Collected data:

---

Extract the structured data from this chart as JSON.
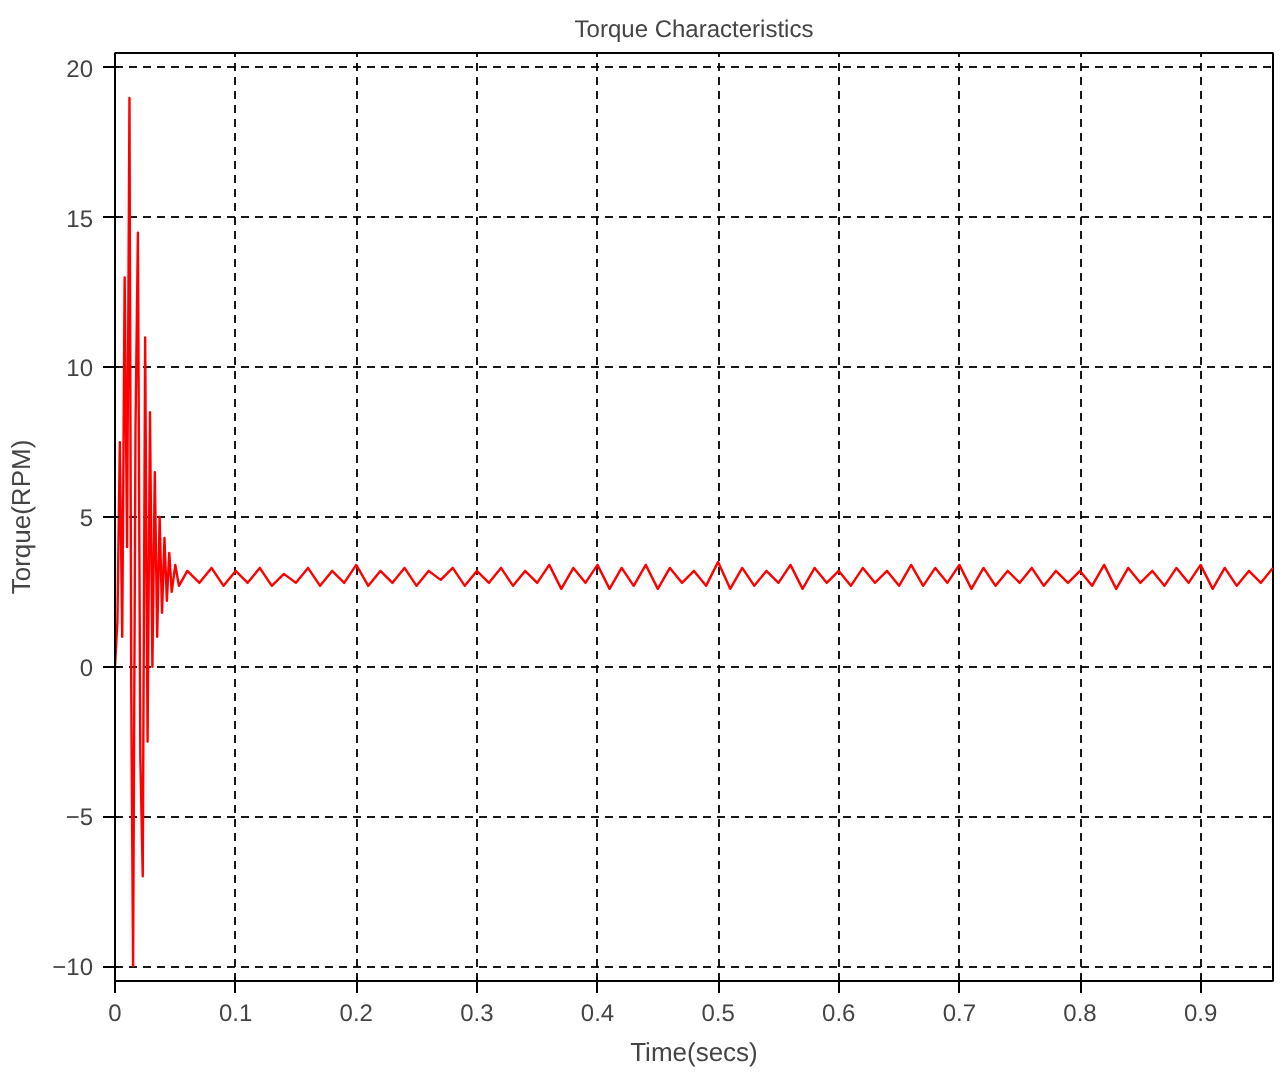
{
  "chart_data": {
    "type": "line",
    "title": "Torque Characteristics",
    "xlabel": "Time(secs)",
    "ylabel": "Torque(RPM)",
    "xlim": [
      0,
      0.96
    ],
    "ylim": [
      -10.5,
      20.5
    ],
    "xticks": [
      0,
      0.1,
      0.2,
      0.3,
      0.4,
      0.5,
      0.6,
      0.7,
      0.8,
      0.9
    ],
    "yticks": [
      -10,
      -5,
      0,
      5,
      10,
      15,
      20
    ],
    "grid": true,
    "series": [
      {
        "color": "#ff0000",
        "x": [
          0,
          0.002,
          0.004,
          0.006,
          0.008,
          0.01,
          0.012,
          0.0135,
          0.015,
          0.017,
          0.019,
          0.021,
          0.023,
          0.025,
          0.027,
          0.029,
          0.031,
          0.033,
          0.035,
          0.037,
          0.039,
          0.041,
          0.043,
          0.045,
          0.047,
          0.05,
          0.053,
          0.06,
          0.07,
          0.08,
          0.09,
          0.1,
          0.11,
          0.12,
          0.13,
          0.14,
          0.15,
          0.16,
          0.17,
          0.18,
          0.19,
          0.2,
          0.21,
          0.22,
          0.23,
          0.24,
          0.25,
          0.26,
          0.27,
          0.28,
          0.29,
          0.3,
          0.31,
          0.32,
          0.33,
          0.34,
          0.35,
          0.36,
          0.37,
          0.38,
          0.39,
          0.4,
          0.41,
          0.42,
          0.43,
          0.44,
          0.45,
          0.46,
          0.47,
          0.48,
          0.49,
          0.5,
          0.51,
          0.52,
          0.53,
          0.54,
          0.55,
          0.56,
          0.57,
          0.58,
          0.59,
          0.6,
          0.61,
          0.62,
          0.63,
          0.64,
          0.65,
          0.66,
          0.67,
          0.68,
          0.69,
          0.7,
          0.71,
          0.72,
          0.73,
          0.74,
          0.75,
          0.76,
          0.77,
          0.78,
          0.79,
          0.8,
          0.81,
          0.82,
          0.83,
          0.84,
          0.85,
          0.86,
          0.87,
          0.88,
          0.89,
          0.9,
          0.91,
          0.92,
          0.93,
          0.94,
          0.95,
          0.96
        ],
        "values": [
          0,
          1.5,
          7.5,
          1,
          13,
          4,
          19,
          -1,
          -10,
          8,
          14.5,
          -3,
          -7,
          11,
          -2.5,
          8.5,
          0,
          6.5,
          1,
          5,
          1.8,
          4.3,
          2.2,
          3.8,
          2.5,
          3.4,
          2.7,
          3.2,
          2.8,
          3.3,
          2.7,
          3.2,
          2.8,
          3.3,
          2.7,
          3.1,
          2.8,
          3.3,
          2.7,
          3.2,
          2.8,
          3.4,
          2.7,
          3.2,
          2.8,
          3.3,
          2.7,
          3.2,
          2.9,
          3.3,
          2.7,
          3.2,
          2.8,
          3.3,
          2.7,
          3.2,
          2.8,
          3.4,
          2.6,
          3.3,
          2.8,
          3.4,
          2.6,
          3.3,
          2.7,
          3.4,
          2.6,
          3.3,
          2.8,
          3.2,
          2.7,
          3.5,
          2.6,
          3.3,
          2.7,
          3.2,
          2.8,
          3.4,
          2.6,
          3.3,
          2.8,
          3.2,
          2.7,
          3.3,
          2.8,
          3.2,
          2.7,
          3.4,
          2.7,
          3.3,
          2.8,
          3.4,
          2.6,
          3.3,
          2.7,
          3.2,
          2.8,
          3.3,
          2.7,
          3.2,
          2.8,
          3.2,
          2.7,
          3.4,
          2.6,
          3.3,
          2.8,
          3.2,
          2.7,
          3.3,
          2.8,
          3.4,
          2.6,
          3.3,
          2.7,
          3.2,
          2.8,
          3.3
        ]
      }
    ]
  }
}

---

Your goal: Pick out each line containing the string "Torque" and copy it.

Expected answer:
    "title": "Torque Characteristics",
    "ylabel": "Torque(RPM)",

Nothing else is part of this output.